_To do_
Pull every line containing "name" from the entries.

>> start Material for the task

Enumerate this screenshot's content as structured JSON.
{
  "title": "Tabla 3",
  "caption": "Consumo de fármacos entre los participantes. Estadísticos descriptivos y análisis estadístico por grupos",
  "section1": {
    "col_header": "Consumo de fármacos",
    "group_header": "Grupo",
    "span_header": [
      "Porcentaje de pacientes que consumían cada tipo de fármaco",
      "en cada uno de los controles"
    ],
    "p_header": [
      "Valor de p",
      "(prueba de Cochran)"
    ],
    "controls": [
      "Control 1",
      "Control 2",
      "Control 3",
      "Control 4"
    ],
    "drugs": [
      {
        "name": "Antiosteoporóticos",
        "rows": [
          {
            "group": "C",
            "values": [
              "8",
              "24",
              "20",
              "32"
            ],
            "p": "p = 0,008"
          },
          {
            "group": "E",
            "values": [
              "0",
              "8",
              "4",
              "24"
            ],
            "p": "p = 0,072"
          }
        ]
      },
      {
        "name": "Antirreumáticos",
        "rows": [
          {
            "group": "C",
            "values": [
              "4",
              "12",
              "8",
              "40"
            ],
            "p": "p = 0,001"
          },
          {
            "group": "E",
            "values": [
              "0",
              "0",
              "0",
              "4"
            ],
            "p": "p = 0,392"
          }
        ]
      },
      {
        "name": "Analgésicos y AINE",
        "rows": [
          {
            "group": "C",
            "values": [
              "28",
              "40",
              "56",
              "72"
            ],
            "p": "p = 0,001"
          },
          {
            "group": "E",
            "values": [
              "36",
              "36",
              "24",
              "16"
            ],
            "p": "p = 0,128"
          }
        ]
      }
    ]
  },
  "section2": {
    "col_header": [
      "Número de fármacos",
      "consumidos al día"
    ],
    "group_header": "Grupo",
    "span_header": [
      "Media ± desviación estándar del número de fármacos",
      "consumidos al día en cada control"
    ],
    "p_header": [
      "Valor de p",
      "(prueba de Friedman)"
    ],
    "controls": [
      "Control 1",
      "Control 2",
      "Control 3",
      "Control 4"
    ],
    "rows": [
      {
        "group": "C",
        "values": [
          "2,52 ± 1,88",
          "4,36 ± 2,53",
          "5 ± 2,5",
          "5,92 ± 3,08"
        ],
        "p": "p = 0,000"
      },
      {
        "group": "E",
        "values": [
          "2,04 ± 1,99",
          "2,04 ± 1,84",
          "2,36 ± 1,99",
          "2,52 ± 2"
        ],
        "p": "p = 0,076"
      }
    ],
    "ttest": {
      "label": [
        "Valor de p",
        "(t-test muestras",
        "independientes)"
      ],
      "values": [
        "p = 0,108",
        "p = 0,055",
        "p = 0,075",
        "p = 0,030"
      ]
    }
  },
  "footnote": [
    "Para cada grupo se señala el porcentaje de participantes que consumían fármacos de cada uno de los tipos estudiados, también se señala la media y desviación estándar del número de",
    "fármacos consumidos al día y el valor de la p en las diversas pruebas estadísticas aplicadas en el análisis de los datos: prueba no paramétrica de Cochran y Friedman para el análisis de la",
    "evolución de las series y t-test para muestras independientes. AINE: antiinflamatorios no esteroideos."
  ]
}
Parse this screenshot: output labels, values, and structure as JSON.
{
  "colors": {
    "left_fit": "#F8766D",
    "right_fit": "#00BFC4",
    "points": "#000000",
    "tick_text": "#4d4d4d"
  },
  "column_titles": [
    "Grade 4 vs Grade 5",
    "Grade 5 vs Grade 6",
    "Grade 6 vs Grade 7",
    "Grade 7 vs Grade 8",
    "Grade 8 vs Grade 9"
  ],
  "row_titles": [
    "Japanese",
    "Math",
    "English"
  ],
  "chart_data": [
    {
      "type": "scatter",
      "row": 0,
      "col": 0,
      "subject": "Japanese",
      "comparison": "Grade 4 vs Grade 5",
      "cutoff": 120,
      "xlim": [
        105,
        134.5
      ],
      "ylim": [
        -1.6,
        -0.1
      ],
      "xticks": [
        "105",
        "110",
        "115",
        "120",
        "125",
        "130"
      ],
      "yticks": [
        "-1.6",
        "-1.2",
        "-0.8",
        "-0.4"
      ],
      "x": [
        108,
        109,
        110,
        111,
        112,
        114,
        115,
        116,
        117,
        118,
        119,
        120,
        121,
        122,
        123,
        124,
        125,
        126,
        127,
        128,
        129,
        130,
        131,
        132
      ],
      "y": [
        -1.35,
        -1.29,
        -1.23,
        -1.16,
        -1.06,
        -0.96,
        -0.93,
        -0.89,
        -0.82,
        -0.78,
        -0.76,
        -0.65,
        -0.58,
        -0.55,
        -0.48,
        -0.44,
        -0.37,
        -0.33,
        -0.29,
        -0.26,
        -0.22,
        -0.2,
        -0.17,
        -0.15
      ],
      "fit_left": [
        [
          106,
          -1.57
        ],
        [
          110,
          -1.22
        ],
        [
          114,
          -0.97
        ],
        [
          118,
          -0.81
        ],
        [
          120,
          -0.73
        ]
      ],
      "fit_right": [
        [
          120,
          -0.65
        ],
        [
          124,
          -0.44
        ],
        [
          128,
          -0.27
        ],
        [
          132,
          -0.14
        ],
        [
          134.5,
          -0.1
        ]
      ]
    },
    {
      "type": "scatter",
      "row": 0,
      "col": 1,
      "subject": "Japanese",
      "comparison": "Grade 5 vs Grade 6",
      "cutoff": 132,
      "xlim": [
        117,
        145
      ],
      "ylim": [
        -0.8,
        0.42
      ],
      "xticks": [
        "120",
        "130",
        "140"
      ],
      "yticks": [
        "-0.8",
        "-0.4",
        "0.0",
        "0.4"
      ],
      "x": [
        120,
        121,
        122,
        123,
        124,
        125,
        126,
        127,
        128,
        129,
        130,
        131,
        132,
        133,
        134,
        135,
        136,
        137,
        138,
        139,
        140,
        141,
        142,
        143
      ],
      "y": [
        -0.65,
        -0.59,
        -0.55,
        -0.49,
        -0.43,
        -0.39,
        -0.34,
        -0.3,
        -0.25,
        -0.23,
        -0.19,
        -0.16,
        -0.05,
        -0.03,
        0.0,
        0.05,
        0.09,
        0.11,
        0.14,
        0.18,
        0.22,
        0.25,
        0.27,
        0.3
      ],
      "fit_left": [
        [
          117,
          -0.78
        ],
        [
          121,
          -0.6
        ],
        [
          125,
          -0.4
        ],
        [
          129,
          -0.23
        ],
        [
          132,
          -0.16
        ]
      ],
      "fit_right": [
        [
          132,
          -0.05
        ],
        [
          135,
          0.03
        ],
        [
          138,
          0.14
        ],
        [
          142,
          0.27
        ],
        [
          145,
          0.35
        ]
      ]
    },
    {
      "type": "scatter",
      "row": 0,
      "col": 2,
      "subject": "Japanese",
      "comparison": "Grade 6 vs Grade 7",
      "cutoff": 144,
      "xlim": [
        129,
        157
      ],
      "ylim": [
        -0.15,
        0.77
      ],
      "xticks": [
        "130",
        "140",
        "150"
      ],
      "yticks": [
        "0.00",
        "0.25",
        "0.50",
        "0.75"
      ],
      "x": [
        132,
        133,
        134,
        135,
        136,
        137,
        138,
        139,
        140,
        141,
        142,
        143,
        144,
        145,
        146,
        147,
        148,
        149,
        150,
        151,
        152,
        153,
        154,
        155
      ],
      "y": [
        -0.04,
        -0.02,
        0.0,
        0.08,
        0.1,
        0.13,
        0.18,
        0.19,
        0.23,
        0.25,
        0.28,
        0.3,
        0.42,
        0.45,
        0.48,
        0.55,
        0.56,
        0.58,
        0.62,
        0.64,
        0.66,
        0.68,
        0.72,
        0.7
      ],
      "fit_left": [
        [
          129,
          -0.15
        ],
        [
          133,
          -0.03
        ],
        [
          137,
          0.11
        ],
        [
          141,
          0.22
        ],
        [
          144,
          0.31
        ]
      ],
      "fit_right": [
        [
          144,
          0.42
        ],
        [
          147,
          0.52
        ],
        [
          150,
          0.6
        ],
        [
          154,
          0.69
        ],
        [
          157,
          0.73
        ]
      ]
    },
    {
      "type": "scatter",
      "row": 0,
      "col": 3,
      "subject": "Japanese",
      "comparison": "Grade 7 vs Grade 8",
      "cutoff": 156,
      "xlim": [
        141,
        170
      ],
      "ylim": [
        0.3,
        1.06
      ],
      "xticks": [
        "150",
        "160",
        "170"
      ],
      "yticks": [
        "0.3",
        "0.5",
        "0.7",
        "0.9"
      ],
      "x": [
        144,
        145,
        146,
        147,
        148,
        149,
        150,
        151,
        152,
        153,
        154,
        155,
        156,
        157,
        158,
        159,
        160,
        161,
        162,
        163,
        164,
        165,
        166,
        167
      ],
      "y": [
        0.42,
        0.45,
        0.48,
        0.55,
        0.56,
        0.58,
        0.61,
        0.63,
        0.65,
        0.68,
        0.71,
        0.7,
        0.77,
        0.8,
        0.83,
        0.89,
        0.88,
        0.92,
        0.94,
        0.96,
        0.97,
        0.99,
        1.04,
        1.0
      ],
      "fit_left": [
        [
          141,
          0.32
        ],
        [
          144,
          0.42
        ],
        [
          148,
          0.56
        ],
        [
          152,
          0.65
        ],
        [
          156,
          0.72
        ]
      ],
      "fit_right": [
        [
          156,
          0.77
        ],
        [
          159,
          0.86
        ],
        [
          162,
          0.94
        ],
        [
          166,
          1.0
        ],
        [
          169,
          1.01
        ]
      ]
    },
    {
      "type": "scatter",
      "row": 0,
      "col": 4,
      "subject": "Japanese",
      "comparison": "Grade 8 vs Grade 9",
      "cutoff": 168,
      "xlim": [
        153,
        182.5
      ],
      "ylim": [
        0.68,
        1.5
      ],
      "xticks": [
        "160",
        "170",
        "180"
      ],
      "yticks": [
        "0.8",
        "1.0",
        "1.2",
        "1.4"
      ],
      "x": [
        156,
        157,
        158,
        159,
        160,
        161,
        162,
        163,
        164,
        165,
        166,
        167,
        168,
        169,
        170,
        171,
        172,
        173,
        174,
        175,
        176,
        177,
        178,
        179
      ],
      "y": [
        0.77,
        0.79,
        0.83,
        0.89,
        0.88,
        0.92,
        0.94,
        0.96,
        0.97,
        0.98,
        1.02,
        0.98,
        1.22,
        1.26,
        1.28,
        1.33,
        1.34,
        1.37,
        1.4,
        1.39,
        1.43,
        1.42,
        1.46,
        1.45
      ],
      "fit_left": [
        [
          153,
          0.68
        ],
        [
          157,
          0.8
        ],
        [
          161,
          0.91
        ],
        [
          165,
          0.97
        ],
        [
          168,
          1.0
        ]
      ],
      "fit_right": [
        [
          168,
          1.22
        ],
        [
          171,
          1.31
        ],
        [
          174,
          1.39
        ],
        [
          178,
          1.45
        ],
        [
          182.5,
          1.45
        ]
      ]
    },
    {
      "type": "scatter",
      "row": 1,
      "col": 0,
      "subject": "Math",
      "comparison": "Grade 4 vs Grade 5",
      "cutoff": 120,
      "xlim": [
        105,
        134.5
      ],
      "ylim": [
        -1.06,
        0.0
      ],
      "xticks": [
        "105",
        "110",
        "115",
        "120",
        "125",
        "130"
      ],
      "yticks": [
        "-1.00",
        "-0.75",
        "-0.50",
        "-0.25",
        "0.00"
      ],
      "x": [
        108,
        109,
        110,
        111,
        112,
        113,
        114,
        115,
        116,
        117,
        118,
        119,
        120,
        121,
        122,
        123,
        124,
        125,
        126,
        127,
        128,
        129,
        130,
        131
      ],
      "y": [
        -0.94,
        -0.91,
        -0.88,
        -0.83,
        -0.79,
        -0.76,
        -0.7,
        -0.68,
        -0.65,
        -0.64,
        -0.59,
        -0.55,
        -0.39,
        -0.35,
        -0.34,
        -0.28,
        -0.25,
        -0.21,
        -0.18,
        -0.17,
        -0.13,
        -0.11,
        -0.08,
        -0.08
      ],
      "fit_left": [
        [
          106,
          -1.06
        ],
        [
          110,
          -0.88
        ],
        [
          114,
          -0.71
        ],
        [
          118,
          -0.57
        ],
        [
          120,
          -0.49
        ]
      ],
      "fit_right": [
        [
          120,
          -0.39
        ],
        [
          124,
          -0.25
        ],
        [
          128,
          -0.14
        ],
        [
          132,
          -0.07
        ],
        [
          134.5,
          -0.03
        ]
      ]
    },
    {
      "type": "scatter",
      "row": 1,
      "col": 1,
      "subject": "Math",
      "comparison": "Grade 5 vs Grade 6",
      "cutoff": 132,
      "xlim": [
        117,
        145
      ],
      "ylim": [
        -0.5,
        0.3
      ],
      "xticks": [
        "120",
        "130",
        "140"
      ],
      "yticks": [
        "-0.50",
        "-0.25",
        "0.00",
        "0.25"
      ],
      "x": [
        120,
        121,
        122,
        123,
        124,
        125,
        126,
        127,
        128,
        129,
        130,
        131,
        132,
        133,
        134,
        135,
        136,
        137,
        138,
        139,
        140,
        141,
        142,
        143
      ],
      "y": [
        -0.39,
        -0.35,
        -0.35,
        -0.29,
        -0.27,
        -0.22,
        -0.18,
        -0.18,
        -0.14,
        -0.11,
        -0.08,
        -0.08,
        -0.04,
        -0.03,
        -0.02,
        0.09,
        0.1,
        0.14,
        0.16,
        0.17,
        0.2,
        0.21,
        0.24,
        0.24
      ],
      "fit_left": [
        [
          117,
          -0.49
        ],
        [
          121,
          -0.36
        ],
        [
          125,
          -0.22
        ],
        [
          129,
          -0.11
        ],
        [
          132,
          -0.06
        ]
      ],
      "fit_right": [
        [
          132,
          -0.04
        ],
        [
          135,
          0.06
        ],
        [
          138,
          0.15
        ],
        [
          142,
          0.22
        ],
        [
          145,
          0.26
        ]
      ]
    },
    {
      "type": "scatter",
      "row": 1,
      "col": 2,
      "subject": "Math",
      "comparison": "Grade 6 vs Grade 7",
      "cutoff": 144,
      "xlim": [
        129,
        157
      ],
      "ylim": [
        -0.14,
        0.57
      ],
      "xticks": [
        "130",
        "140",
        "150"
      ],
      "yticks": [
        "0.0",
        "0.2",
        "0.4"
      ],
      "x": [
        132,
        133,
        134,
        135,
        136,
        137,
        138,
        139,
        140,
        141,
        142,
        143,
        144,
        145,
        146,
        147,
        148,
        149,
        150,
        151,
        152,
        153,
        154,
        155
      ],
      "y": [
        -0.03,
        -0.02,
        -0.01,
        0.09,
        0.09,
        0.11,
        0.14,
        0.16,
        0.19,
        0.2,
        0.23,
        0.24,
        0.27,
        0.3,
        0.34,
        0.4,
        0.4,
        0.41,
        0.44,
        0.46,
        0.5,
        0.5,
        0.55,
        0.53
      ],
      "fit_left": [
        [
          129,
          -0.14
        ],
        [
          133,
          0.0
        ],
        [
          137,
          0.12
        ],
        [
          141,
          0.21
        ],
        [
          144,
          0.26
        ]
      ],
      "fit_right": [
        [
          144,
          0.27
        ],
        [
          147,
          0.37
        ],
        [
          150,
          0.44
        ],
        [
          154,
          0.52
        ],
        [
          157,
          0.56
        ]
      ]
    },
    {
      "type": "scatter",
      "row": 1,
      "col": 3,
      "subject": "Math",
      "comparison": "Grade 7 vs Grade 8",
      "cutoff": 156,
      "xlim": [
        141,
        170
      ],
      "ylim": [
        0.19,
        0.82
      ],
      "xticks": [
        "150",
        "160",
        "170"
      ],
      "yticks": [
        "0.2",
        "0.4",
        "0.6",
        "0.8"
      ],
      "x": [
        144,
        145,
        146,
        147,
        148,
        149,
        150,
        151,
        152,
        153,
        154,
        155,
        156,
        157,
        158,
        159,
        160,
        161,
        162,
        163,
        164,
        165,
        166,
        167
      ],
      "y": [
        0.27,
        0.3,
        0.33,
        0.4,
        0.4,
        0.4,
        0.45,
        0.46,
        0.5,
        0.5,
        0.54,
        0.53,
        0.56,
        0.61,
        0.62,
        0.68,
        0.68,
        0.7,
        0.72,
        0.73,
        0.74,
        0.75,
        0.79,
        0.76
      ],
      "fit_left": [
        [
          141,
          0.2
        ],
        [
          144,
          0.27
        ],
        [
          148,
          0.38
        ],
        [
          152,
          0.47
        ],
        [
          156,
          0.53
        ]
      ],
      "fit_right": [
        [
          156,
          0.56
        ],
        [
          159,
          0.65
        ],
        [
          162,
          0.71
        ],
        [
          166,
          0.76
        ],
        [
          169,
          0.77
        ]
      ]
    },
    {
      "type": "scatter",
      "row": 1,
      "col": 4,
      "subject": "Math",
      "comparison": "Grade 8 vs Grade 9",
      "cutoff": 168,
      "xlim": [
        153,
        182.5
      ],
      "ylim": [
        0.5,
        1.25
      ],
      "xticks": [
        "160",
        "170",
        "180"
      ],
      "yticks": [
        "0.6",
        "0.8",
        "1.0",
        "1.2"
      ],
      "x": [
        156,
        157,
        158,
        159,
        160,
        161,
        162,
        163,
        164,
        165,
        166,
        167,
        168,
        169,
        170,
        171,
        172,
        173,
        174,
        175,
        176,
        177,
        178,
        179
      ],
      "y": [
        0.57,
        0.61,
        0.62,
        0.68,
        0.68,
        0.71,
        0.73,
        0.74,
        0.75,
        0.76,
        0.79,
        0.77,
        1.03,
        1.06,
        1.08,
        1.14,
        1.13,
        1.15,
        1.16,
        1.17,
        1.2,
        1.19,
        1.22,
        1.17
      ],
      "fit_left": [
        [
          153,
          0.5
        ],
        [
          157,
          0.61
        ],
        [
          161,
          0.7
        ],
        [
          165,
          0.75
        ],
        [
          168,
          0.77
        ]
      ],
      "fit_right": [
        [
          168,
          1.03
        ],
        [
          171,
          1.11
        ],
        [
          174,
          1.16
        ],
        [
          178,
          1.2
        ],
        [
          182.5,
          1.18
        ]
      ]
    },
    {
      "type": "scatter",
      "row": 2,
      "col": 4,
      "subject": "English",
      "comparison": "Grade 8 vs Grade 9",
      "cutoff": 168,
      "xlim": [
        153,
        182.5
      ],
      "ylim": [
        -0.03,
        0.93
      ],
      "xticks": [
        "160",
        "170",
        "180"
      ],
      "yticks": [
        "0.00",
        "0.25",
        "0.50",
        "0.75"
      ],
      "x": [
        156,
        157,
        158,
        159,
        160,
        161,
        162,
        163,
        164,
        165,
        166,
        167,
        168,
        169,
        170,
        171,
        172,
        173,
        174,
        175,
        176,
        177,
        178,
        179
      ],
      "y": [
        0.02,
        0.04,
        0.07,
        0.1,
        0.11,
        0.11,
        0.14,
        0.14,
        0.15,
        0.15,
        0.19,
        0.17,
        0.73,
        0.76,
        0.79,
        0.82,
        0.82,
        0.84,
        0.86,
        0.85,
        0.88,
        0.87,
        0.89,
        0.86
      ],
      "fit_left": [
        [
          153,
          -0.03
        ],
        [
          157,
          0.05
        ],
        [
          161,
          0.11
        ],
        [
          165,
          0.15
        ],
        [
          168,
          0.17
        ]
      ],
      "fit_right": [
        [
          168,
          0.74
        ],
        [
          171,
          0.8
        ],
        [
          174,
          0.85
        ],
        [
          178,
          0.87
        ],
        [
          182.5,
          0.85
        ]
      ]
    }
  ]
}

>> end Material for the task

_Correct answer_
        "name": "Antiosteoporóticos",
        "name": "Antirreumáticos",
        "name": "Analgésicos y AINE",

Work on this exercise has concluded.